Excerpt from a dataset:
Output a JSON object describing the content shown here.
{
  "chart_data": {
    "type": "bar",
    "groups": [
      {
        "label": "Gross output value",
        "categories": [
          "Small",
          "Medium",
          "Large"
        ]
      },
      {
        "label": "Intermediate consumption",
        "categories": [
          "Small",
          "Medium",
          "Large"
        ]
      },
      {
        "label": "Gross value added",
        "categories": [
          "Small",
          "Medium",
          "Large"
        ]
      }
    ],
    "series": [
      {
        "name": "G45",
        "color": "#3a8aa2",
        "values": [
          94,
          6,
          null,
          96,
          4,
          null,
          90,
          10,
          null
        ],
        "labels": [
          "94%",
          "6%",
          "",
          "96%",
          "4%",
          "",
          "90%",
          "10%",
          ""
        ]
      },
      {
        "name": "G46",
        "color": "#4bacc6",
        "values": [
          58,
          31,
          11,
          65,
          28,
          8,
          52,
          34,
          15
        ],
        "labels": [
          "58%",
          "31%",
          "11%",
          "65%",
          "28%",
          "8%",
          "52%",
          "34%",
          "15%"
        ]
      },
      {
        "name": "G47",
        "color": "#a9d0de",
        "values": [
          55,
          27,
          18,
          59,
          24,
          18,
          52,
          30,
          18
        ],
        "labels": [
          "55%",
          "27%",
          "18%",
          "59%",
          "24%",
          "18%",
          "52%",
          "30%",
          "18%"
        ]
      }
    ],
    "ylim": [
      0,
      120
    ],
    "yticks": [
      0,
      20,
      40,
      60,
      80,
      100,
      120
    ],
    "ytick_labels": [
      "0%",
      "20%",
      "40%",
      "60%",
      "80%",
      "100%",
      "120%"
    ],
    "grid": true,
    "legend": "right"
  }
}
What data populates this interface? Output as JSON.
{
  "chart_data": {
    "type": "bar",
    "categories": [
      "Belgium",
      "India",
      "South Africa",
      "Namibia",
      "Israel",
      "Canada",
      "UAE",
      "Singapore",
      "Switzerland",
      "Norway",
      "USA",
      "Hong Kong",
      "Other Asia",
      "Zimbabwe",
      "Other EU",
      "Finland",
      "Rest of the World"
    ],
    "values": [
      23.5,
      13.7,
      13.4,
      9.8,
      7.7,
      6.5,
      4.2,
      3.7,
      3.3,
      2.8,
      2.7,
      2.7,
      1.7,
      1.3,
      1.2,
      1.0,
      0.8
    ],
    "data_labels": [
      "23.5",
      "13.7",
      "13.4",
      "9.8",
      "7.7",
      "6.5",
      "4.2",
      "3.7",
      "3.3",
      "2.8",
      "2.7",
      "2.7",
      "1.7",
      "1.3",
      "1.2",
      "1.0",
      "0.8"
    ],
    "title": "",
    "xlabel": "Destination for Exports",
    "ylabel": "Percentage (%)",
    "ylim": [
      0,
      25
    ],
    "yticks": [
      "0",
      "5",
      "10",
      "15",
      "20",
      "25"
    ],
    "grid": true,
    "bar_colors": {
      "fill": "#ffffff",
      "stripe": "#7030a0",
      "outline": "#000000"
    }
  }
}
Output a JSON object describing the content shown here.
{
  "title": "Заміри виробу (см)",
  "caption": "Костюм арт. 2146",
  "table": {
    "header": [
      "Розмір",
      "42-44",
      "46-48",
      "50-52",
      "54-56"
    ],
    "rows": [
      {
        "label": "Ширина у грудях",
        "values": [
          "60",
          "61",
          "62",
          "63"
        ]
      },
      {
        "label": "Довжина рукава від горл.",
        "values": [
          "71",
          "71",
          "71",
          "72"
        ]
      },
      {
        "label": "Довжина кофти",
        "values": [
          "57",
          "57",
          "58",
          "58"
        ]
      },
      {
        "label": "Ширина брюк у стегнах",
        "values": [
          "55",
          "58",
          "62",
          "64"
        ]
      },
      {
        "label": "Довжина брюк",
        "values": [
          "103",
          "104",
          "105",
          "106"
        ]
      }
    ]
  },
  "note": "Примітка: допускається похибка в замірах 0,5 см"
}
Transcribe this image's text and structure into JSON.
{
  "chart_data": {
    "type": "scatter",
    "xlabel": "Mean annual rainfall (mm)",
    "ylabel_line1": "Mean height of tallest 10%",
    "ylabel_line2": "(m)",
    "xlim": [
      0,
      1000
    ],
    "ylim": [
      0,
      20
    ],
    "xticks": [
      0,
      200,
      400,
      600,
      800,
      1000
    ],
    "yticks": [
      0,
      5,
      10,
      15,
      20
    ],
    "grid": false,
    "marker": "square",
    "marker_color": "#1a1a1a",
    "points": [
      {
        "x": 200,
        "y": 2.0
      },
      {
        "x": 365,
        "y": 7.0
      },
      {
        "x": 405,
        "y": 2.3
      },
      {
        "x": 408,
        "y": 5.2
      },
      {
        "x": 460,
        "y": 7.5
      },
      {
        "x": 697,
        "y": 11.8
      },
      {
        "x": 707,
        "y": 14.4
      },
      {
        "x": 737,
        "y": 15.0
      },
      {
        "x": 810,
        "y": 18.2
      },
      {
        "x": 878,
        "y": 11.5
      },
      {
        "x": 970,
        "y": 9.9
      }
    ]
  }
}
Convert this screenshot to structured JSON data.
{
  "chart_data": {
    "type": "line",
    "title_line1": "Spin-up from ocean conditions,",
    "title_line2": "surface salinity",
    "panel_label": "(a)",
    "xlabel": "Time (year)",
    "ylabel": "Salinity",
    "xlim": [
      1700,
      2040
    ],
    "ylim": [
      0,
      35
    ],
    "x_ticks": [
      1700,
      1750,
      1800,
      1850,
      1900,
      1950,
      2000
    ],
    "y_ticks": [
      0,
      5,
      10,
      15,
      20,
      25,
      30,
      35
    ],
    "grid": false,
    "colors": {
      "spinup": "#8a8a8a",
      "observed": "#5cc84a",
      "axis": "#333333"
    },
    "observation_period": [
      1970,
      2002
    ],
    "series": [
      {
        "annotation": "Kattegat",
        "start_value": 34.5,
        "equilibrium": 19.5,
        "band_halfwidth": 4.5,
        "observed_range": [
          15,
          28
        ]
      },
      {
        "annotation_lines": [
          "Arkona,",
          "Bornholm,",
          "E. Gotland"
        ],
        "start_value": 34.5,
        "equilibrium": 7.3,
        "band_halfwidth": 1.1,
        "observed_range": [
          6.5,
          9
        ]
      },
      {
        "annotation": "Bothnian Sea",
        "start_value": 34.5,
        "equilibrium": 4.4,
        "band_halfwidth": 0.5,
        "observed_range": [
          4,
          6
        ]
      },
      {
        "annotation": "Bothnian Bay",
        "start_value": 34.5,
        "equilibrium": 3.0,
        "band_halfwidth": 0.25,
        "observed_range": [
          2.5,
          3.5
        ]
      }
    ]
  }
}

WHAT THIS TASK INVOLVES: Transcribe all of the entries without altering anything.

TASK ANSWER:
Output a JSON object describing the content shown here.
{
  "chart_data": {
    "type": "bar",
    "groups": [
      {
        "label": "Gross output value",
        "categories": [
          "Small",
          "Medium",
          "Large"
        ]
      },
      {
        "label": "Intermediate consumption",
        "categories": [
          "Small",
          "Medium",
          "Large"
        ]
      },
      {
        "label": "Gross value added",
        "categories": [
          "Small",
          "Medium",
          "Large"
        ]
      }
    ],
    "series": [
      {
        "name": "G45",
        "color": "#3a8aa2",
        "values": [
          94,
          6,
          null,
          96,
          4,
          null,
          90,
          10,
          null
        ],
        "labels": [
          "94%",
          "6%",
          "",
          "96%",
          "4%",
          "",
          "90%",
          "10%",
          ""
        ]
      },
      {
        "name": "G46",
        "color": "#4bacc6",
        "values": [
          58,
          31,
          11,
          65,
          28,
          8,
          52,
          34,
          15
        ],
        "labels": [
          "58%",
          "31%",
          "11%",
          "65%",
          "28%",
          "8%",
          "52%",
          "34%",
          "15%"
        ]
      },
      {
        "name": "G47",
        "color": "#a9d0de",
        "values": [
          55,
          27,
          18,
          59,
          24,
          18,
          52,
          30,
          18
        ],
        "labels": [
          "55%",
          "27%",
          "18%",
          "59%",
          "24%",
          "18%",
          "52%",
          "30%",
          "18%"
        ]
      }
    ],
    "ylim": [
      0,
      120
    ],
    "yticks": [
      0,
      20,
      40,
      60,
      80,
      100,
      120
    ],
    "ytick_labels": [
      "0%",
      "20%",
      "40%",
      "60%",
      "80%",
      "100%",
      "120%"
    ],
    "grid": true,
    "legend": "right"
  }
}
What data populates this interface? Output as JSON.
{
  "chart_data": {
    "type": "bar",
    "categories": [
      "Belgium",
      "India",
      "South Africa",
      "Namibia",
      "Israel",
      "Canada",
      "UAE",
      "Singapore",
      "Switzerland",
      "Norway",
      "USA",
      "Hong Kong",
      "Other Asia",
      "Zimbabwe",
      "Other EU",
      "Finland",
      "Rest of the World"
    ],
    "values": [
      23.5,
      13.7,
      13.4,
      9.8,
      7.7,
      6.5,
      4.2,
      3.7,
      3.3,
      2.8,
      2.7,
      2.7,
      1.7,
      1.3,
      1.2,
      1.0,
      0.8
    ],
    "data_labels": [
      "23.5",
      "13.7",
      "13.4",
      "9.8",
      "7.7",
      "6.5",
      "4.2",
      "3.7",
      "3.3",
      "2.8",
      "2.7",
      "2.7",
      "1.7",
      "1.3",
      "1.2",
      "1.0",
      "0.8"
    ],
    "title": "",
    "xlabel": "Destination for Exports",
    "ylabel": "Percentage (%)",
    "ylim": [
      0,
      25
    ],
    "yticks": [
      "0",
      "5",
      "10",
      "15",
      "20",
      "25"
    ],
    "grid": true,
    "bar_colors": {
      "fill": "#ffffff",
      "stripe": "#7030a0",
      "outline": "#000000"
    }
  }
}
Output a JSON object describing the content shown here.
{
  "title": "Заміри виробу (см)",
  "caption": "Костюм арт. 2146",
  "table": {
    "header": [
      "Розмір",
      "42-44",
      "46-48",
      "50-52",
      "54-56"
    ],
    "rows": [
      {
        "label": "Ширина у грудях",
        "values": [
          "60",
          "61",
          "62",
          "63"
        ]
      },
      {
        "label": "Довжина рукава від горл.",
        "values": [
          "71",
          "71",
          "71",
          "72"
        ]
      },
      {
        "label": "Довжина кофти",
        "values": [
          "57",
          "57",
          "58",
          "58"
        ]
      },
      {
        "label": "Ширина брюк у стегнах",
        "values": [
          "55",
          "58",
          "62",
          "64"
        ]
      },
      {
        "label": "Довжина брюк",
        "values": [
          "103",
          "104",
          "105",
          "106"
        ]
      }
    ]
  },
  "note": "Примітка: допускається похибка в замірах 0,5 см"
}
Transcribe this image's text and structure into JSON.
{
  "chart_data": {
    "type": "scatter",
    "xlabel": "Mean annual rainfall (mm)",
    "ylabel_line1": "Mean height of tallest 10%",
    "ylabel_line2": "(m)",
    "xlim": [
      0,
      1000
    ],
    "ylim": [
      0,
      20
    ],
    "xticks": [
      0,
      200,
      400,
      600,
      800,
      1000
    ],
    "yticks": [
      0,
      5,
      10,
      15,
      20
    ],
    "grid": false,
    "marker": "square",
    "marker_color": "#1a1a1a",
    "points": [
      {
        "x": 200,
        "y": 2.0
      },
      {
        "x": 365,
        "y": 7.0
      },
      {
        "x": 405,
        "y": 2.3
      },
      {
        "x": 408,
        "y": 5.2
      },
      {
        "x": 460,
        "y": 7.5
      },
      {
        "x": 697,
        "y": 11.8
      },
      {
        "x": 707,
        "y": 14.4
      },
      {
        "x": 737,
        "y": 15.0
      },
      {
        "x": 810,
        "y": 18.2
      },
      {
        "x": 878,
        "y": 11.5
      },
      {
        "x": 970,
        "y": 9.9
      }
    ]
  }
}
Convert this screenshot to structured JSON data.
{
  "chart_data": {
    "type": "line",
    "title_line1": "Spin-up from ocean conditions,",
    "title_line2": "surface salinity",
    "panel_label": "(a)",
    "xlabel": "Time (year)",
    "ylabel": "Salinity",
    "xlim": [
      1700,
      2040
    ],
    "ylim": [
      0,
      35
    ],
    "x_ticks": [
      1700,
      1750,
      1800,
      1850,
      1900,
      1950,
      2000
    ],
    "y_ticks": [
      0,
      5,
      10,
      15,
      20,
      25,
      30,
      35
    ],
    "grid": false,
    "colors": {
      "spinup": "#8a8a8a",
      "observed": "#5cc84a",
      "axis": "#333333"
    },
    "observation_period": [
      1970,
      2002
    ],
    "series": [
      {
        "annotation": "Kattegat",
        "start_value": 34.5,
        "equilibrium": 19.5,
        "band_halfwidth": 4.5,
        "observed_range": [
          15,
          28
        ]
      },
      {
        "annotation_lines": [
          "Arkona,",
          "Bornholm,",
          "E. Gotland"
        ],
        "start_value": 34.5,
        "equilibrium": 7.3,
        "band_halfwidth": 1.1,
        "observed_range": [
          6.5,
          9
        ]
      },
      {
        "annotation": "Bothnian Sea",
        "start_value": 34.5,
        "equilibrium": 4.4,
        "band_halfwidth": 0.5,
        "observed_range": [
          4,
          6
        ]
      },
      {
        "annotation": "Bothnian Bay",
        "start_value": 34.5,
        "equilibrium": 3.0,
        "band_halfwidth": 0.25,
        "observed_range": [
          2.5,
          3.5
        ]
      }
    ]
  }
}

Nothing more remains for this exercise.